## TO DO
**1)** Please update the stretch of the forum thread about nightly site outages from "## Williamca (Dec" through "to notice it.", and replace "administrators" with "moderators".
**2)** Write the next part of the forum thread about nightly site outages, starting after its final post.

# Is the site going to continue going down EVERY night?



## PheagleAdler (Dec 16, 2011)

...or what's the deal with that? For the past 4 nights it's been doing this and the last two down times (including tonight's) have not been acknowledged. I know it's a 504 (Gateway Timeout) because the site takes ffffffffooooooooooooooooooooooooooooooooooooooooreeeeeeeeeeeeevvvvvvvveeeeeeeeeeeeeeerrrrrrrrr to load and finally gives up after a few minutes.

FA is a great site, but the random down times are getting too much. Is it too much to ask to have stability?


----------



## Williamca (Dec 16, 2011)

I do believe you are the first person to actually say something about it. I also assume by chance no administrators are on during this time to notice it. 

I don't think it's random either, it's happening around the same time each night.


----------



## Wet Coyote (Dec 16, 2011)

It was noted last night by summercat in the Site Status thread.


----------



## PheagleAdler (Dec 16, 2011)

Well, yeah, for once in FA's history, the down times are consistent. But if they were scheduled by the admins or something, I'm sure someone would have said something. It's sad that they don't want any of our help. I can't say I know much about coding, but I'm sure some of us probably have the know-how to maintain a web site, or at least parts of it. The bottom line is, if they don't want to put themselves at FA's disposal full-time, they need to allow other experienced users to help out every once in a while. The UI we were promised was never implemented, and I doubt it ever will.


----------



## Nanakisan (Dec 16, 2011)

Just a FYI guys but as per to forum rules since there is already a topic posted about todays lovely little surprise of website slowness this one will get closed eventually.

Anywho as i said in the other topic this is obviously more then MySQL issues as it is happening far to frequently plus it seems synchronized to a time when the admins will not notice it. Leading to a another DDoS attack.


----------



## Accountability (Dec 16, 2011)

hg3300 said:


> The bottom line is, if they don't want to put themselves at FA's disposal full-time, they need to allow other experienced users to help out every once in a while.



But that would affect the sanctity of the clubhouse! Only existing technical staff are allowed to be on FA's technical staff. No exceptions.



Nanakisan said:


> Just a FYI guys but as per to forum rules since  there is already a topic posted about todays lovely little surprise of  website slowness this one will get closed eventually.



Technically this one was posted a minute before the other one.


----------



## LizardKing (Dec 16, 2011)

Anyone made any "your mom" jokes yet with the title? No? Okay.

This must be "every night" in USA time, it's fine for me 8)


----------



## MRGamer01 (Dec 16, 2011)

Honest question.  Is the site actually being updated in anyway?  I went to reply to a message this morning and got a new layout for responding.


----------



## LizardKing (Dec 16, 2011)

MRGamer01 said:


> Honest question.  Is the site actually being updated in anyway?  I went to reply to a message this morning and got a new layout for responding.



Define "updated" and "in any way".


----------



## isthisagoodname (Dec 19, 2011)

This is starting to make me very butthurt.

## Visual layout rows
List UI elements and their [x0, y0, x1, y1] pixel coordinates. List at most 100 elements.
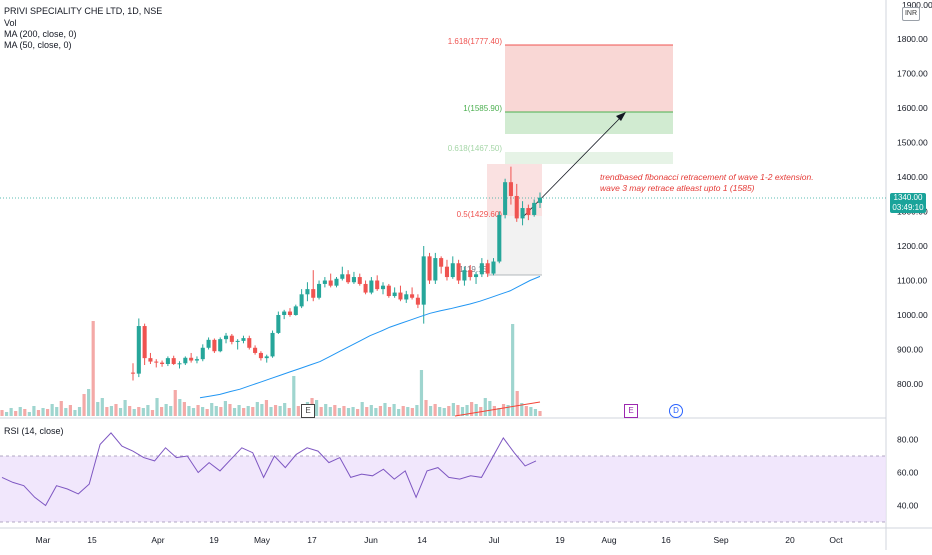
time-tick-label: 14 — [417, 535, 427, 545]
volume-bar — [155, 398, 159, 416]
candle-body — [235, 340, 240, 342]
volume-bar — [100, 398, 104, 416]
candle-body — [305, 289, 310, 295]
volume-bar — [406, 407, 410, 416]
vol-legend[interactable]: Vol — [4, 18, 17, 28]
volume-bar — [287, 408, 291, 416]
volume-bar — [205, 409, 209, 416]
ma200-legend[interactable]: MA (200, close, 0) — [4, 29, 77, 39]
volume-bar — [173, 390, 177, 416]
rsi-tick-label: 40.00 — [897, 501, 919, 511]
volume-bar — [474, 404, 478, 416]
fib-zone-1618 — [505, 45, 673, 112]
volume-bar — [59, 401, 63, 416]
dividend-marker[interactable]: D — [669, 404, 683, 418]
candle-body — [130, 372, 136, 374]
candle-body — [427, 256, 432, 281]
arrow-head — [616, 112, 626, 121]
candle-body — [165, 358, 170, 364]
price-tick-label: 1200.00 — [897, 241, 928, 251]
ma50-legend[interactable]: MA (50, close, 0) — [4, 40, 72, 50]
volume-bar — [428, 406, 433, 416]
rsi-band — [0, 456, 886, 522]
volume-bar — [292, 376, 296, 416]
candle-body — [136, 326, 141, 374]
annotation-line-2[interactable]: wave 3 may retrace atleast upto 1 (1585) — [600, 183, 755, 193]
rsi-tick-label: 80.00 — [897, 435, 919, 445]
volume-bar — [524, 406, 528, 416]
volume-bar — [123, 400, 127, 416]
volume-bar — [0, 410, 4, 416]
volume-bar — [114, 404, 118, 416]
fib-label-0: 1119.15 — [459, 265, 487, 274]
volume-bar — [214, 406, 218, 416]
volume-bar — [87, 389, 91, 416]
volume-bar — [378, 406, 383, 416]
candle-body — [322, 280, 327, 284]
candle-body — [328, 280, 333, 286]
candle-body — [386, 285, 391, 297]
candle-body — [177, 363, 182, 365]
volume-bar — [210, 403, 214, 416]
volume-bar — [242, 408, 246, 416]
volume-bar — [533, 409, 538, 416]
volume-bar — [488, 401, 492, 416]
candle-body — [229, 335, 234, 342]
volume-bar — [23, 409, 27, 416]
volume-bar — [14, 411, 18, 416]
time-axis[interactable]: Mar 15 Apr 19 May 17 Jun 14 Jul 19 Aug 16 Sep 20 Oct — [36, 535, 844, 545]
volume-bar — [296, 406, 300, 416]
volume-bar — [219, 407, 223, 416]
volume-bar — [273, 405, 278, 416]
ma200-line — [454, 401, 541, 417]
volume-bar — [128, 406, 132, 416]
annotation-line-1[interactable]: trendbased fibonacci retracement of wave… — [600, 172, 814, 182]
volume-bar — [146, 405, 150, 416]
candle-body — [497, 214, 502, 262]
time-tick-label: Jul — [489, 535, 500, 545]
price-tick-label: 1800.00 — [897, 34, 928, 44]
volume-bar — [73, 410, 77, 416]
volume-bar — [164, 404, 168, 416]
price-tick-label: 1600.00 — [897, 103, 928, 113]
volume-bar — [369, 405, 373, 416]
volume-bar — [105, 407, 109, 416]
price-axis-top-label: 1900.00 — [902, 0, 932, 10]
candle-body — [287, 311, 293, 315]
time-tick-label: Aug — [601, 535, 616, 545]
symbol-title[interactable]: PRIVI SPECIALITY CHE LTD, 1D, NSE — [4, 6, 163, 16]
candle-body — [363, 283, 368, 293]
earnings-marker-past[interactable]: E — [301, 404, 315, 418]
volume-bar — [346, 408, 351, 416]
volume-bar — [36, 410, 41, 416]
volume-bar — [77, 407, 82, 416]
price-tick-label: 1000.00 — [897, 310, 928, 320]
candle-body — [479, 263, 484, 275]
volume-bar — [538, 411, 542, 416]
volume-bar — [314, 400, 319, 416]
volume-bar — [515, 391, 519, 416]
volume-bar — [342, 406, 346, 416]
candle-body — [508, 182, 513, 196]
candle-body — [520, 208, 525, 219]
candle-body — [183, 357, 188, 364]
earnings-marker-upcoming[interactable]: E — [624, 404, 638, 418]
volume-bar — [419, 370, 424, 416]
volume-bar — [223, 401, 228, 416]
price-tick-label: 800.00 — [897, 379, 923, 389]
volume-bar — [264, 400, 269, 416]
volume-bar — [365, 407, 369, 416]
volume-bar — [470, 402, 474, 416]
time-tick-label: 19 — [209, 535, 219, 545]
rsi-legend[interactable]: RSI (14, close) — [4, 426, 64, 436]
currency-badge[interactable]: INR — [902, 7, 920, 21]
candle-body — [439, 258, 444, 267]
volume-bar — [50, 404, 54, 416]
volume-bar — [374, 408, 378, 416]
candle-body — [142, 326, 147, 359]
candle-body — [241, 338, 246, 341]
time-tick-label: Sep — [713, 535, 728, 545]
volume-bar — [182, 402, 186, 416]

## RESPONSES TO THE TASKS
**1)**
## Williamca (Dec 16, 2011)

I do believe you are the first person to actually say something about it. I also assume by chance no moderators are on during this time to notice it.

**2)**
----------



## Nanakisan (Dec 19, 2011)

Taking all bets right now Fender is busy getting it on with the servers. that could explain why its so slow!


----------



## LolitaOfTheVoid (Dec 19, 2011)

With my dying breath, I blame Zoidberg.

Or squirrels. I hear they enjoy eating servers.


----------



## GingerM (Dec 19, 2011)

Right now I'm getting
*504 Gateway Time-out*​nginx/1.0.5​


----------



## Volkodav (Dec 19, 2011)

isthisagoodname said:


> This is starting to make me very butthurt.



MY ASS IS HURTING


----------



## RyuuYouki (Dec 19, 2011)

I have been getting 504's around this time everynight for a few days now.  Pretty much have given up on any late night posting/browsing.  It comes back up eventually, it just gets a tad annoying when its the same problem for almost a week now.  However, I know better then to expect anything less from FA so I just check the forums, see no admins have bothered to comment and move on.  Besides, complaining/offering help just gets you banned :v


----------



## Volkodav (Dec 19, 2011)

RyuuYouki said:


> I have been getting 504's around this time everynight for a few days now.  Pretty much have given up on any late night posting/browsing.  It comes back up eventually, it just gets a tad annoying when its the same problem for almost a week now.  However, I know better then to expect anything less from FA so I just check the forums, see no admins have bothered to comment and move on.  Besides, complaining/offering help just gets you banned :v



one admin & a tech guy commented on it.


----------



## Accountability (Dec 19, 2011)

This is what's going on.


----------



## RyuuYouki (Dec 19, 2011)

Clayton said:


> one admin & a tech guy commented on it.



Not at the time of my posting, and like I said, this has been happening every night for a few days now.  Unless they have been posting updates some where other then "site status" there has been no mention of the 504's and time outs since the 14th.  Users shouldn't have to dig for updates.  But like I said, this is typical FA stuff.  I just come by during down time to giggle at Accountability's posts.  Logic has never been filled with such lulz.


----------



## dragon2th (Dec 19, 2011)

Not to sound trollish on my first post here, but I was laughing when the site went down this time.  Why?  Taurinfox completed an animation and posted it on his server earlier and linked it on FA.  Everyone freaked out and downloaded the video like crazy and crashed the server he was using.  When that happened, people started complaining about downed links in the comments section of his submission.  The comment section there exploded in comments.

Guess what happened now?  FA crashed.  The guy is so popular, all he has to do is do something really interesting and it crashes everything!


----------



## Volkodav (Dec 19, 2011)

dragon2th said:


> Not to sound trollish on my first post here, but I was laughing when the site went down this time.  Why?  Taurinfox completed an animation and posted it on his server earlier and linked it on FA.  Everyone freaked out and downloaded the video like crazy and crashed the server he was using.  When that happened, people started complaining about downed links in the comments section of his submission.  The comment section there exploded in comments.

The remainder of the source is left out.